What is asked ::
In the data that follows, count the lines in which the word "rank" occurs, and report that figure alone.

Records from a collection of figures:
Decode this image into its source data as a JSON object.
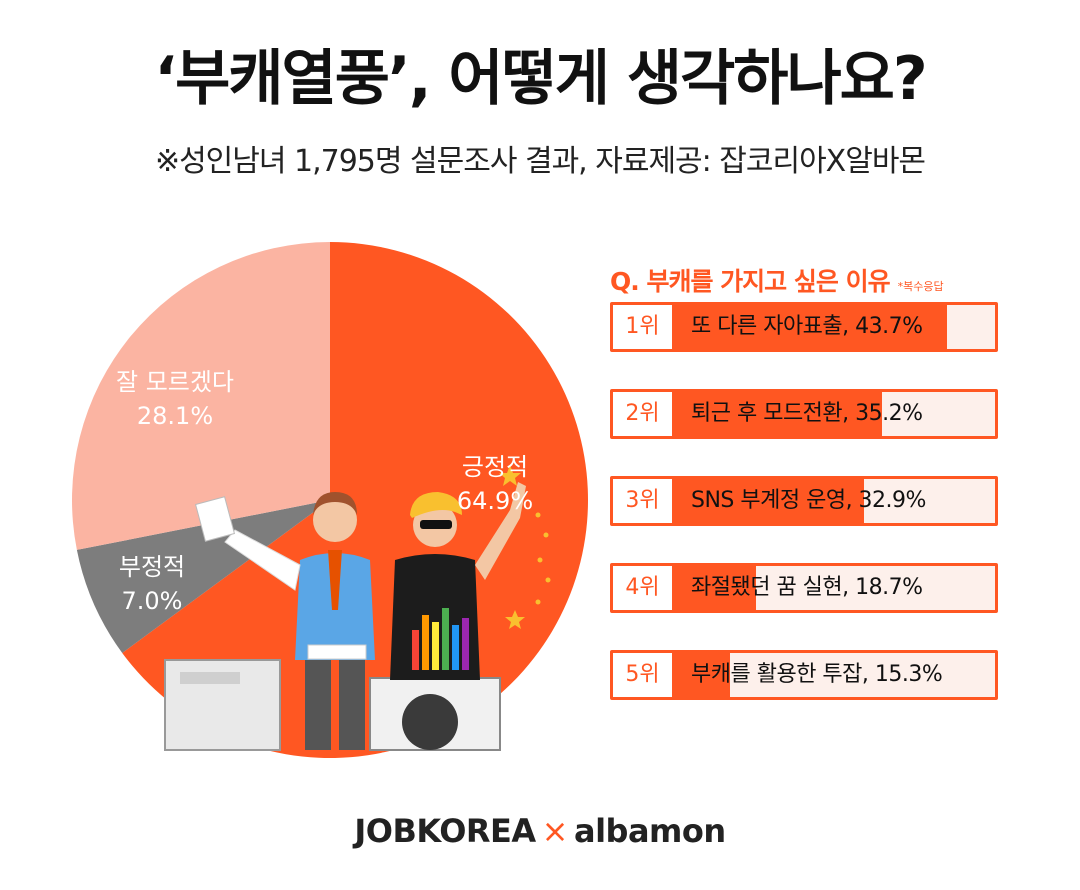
{
  "header": {
    "title": "‘부캐열풍’, 어떻게 생각하나요?",
    "subtitle": "※성인남녀 1,795명 설문조사 결과, 자료제공: 잡코리아X알바몬"
  },
  "colors": {
    "accent": "#ff5722",
    "positive": "#ff5722",
    "unknown": "#fbb4a2",
    "negative": "#7d7d7d",
    "bar_bg": "#fdf0eb"
  },
  "chart_data": [
    {
      "type": "pie",
      "slices": [
        {
          "label": "긍정적",
          "value": 64.9,
          "display": "64.9%",
          "color": "#ff5722"
        },
        {
          "label": "부정적",
          "value": 7.0,
          "display": "7.0%",
          "color": "#7d7d7d"
        },
        {
          "label": "잘 모르겠다",
          "value": 28.1,
          "display": "28.1%",
          "color": "#fbb4a2"
        }
      ]
    },
    {
      "type": "bar",
      "title": "Q. 부캐를 가지고 싶은 이유",
      "note": "*복수응답",
      "bars": [
        {
          "rank": "1위",
          "label": "또 다른 자아표출, 43.7%",
          "value": 43.7
        },
        {
          "rank": "2위",
          "label": "퇴근 후 모드전환, 35.2%",
          "value": 35.2
        },
        {
          "rank": "3위",
          "label": "SNS 부계정 운영, 32.9%",
          "value": 32.9
        },
        {
          "rank": "4위",
          "label": "좌절됐던 꿈 실현, 18.7%",
          "value": 18.7
        },
        {
          "rank": "5위",
          "label": "부캐를 활용한 투잡, 15.3%",
          "value": 15.3
        }
      ]
    }
  ],
  "footer": {
    "brand1": "JOBKOREA",
    "sep": "×",
    "brand2": "albamon"
  }
}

Correct output ::
5